-- Begin Material provided --
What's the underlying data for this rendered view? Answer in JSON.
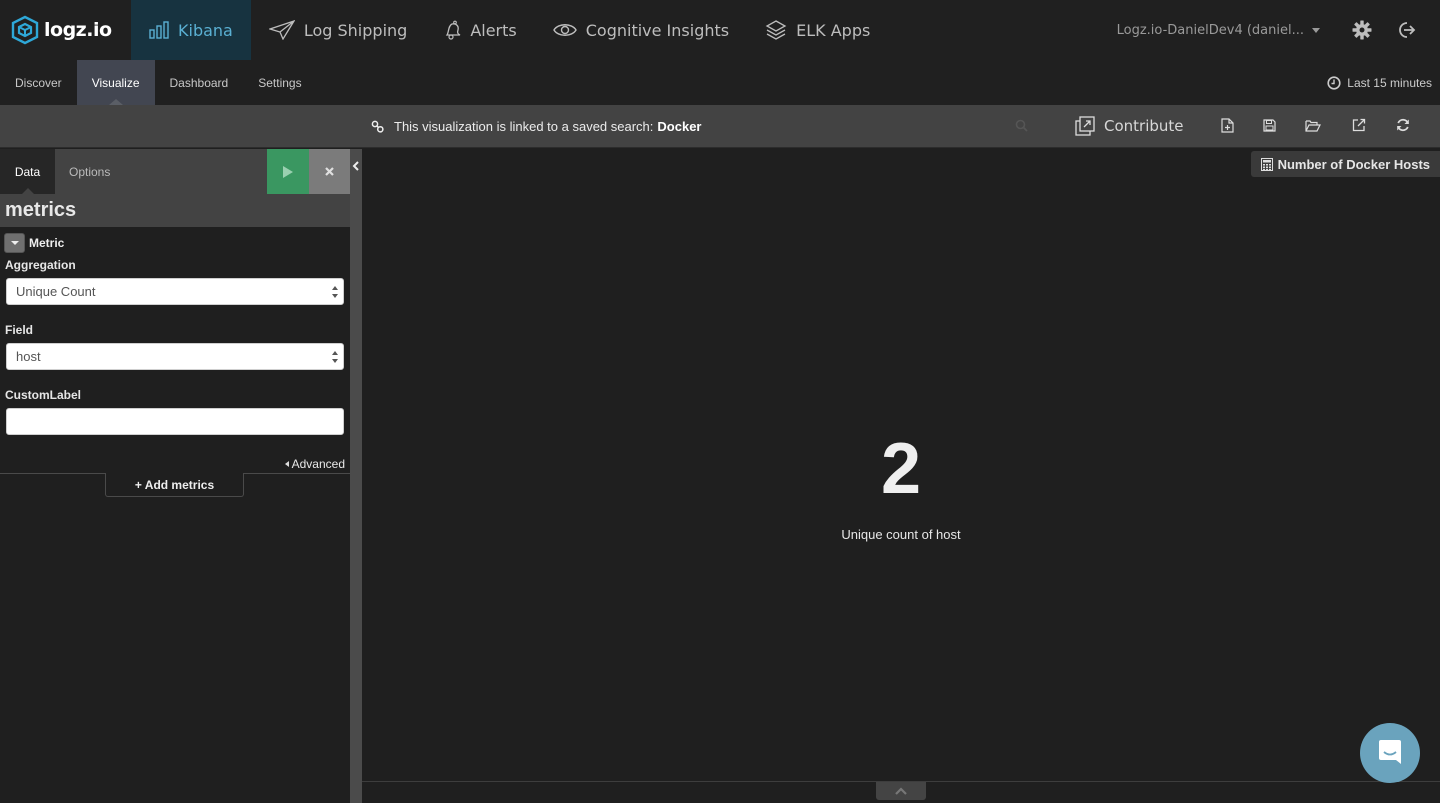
{
  "app": {
    "brand": "logz.io",
    "accent_color": "#5ab0d3",
    "run_color": "#3a9761"
  },
  "topnav": {
    "items": [
      {
        "label": "Kibana",
        "icon": "bar-chart-icon",
        "active": true
      },
      {
        "label": "Log Shipping",
        "icon": "paper-plane-icon",
        "active": false
      },
      {
        "label": "Alerts",
        "icon": "bell-icon",
        "active": false
      },
      {
        "label": "Cognitive Insights",
        "icon": "eye-icon",
        "active": false
      },
      {
        "label": "ELK Apps",
        "icon": "layers-icon",
        "active": false
      }
    ],
    "account": "Logz.io-DanielDev4 (daniel...",
    "settings_icon": "gear-icon",
    "logout_icon": "logout-icon"
  },
  "subnav": {
    "items": [
      {
        "label": "Discover",
        "active": false
      },
      {
        "label": "Visualize",
        "active": true
      },
      {
        "label": "Dashboard",
        "active": false
      },
      {
        "label": "Settings",
        "active": false
      }
    ],
    "timepicker": "Last 15 minutes"
  },
  "toolbar": {
    "linked_text": "This visualization is linked to a saved search:",
    "linked_search": "Docker",
    "contribute_label": "Contribute",
    "buttons": [
      "new-visualization",
      "save",
      "open",
      "share",
      "refresh"
    ]
  },
  "sidebar": {
    "tabs": [
      {
        "label": "Data",
        "active": true
      },
      {
        "label": "Options",
        "active": false
      }
    ],
    "section_title": "metrics",
    "agg_title": "Metric",
    "aggregation_label": "Aggregation",
    "aggregation_value": "Unique Count",
    "field_label": "Field",
    "field_value": "host",
    "custom_label_label": "CustomLabel",
    "custom_label_value": "",
    "advanced_label": "Advanced",
    "add_metrics_label": "+ Add metrics"
  },
  "visualization": {
    "title": "Number of Docker Hosts",
    "metric_value": "2",
    "metric_label": "Unique count of host"
  }
}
-- End Material provided --
_Work to do_
Please transcribe the material above exactly as written. Leave the pictures out.

_The response_
What's the underlying data for this rendered view? Answer in JSON.
{
  "app": {
    "brand": "logz.io",
    "accent_color": "#5ab0d3",
    "run_color": "#3a9761"
  },
  "topnav": {
    "items": [
      {
        "label": "Kibana",
        "icon": "bar-chart-icon",
        "active": true
      },
      {
        "label": "Log Shipping",
        "icon": "paper-plane-icon",
        "active": false
      },
      {
        "label": "Alerts",
        "icon": "bell-icon",
        "active": false
      },
      {
        "label": "Cognitive Insights",
        "icon": "eye-icon",
        "active": false
      },
      {
        "label": "ELK Apps",
        "icon": "layers-icon",
        "active": false
      }
    ],
    "account": "Logz.io-DanielDev4 (daniel...",
    "settings_icon": "gear-icon",
    "logout_icon": "logout-icon"
  },
  "subnav": {
    "items": [
      {
        "label": "Discover",
        "active": false
      },
      {
        "label": "Visualize",
        "active": true
      },
      {
        "label": "Dashboard",
        "active": false
      },
      {
        "label": "Settings",
        "active": false
      }
    ],
    "timepicker": "Last 15 minutes"
  },
  "toolbar": {
    "linked_text": "This visualization is linked to a saved search:",
    "linked_search": "Docker",
    "contribute_label": "Contribute",
    "buttons": [
      "new-visualization",
      "save",
      "open",
      "share",
      "refresh"
    ]
  },
  "sidebar": {
    "tabs": [
      {
        "label": "Data",
        "active": true
      },
      {
        "label": "Options",
        "active": false
      }
    ],
    "section_title": "metrics",
    "agg_title": "Metric",
    "aggregation_label": "Aggregation",
    "aggregation_value": "Unique Count",
    "field_label": "Field",
    "field_value": "host",
    "custom_label_label": "CustomLabel",
    "custom_label_value": "",
    "advanced_label": "Advanced",
    "add_metrics_label": "+ Add metrics"
  },
  "visualization": {
    "title": "Number of Docker Hosts",
    "metric_value": "2",
    "metric_label": "Unique count of host"
  }
}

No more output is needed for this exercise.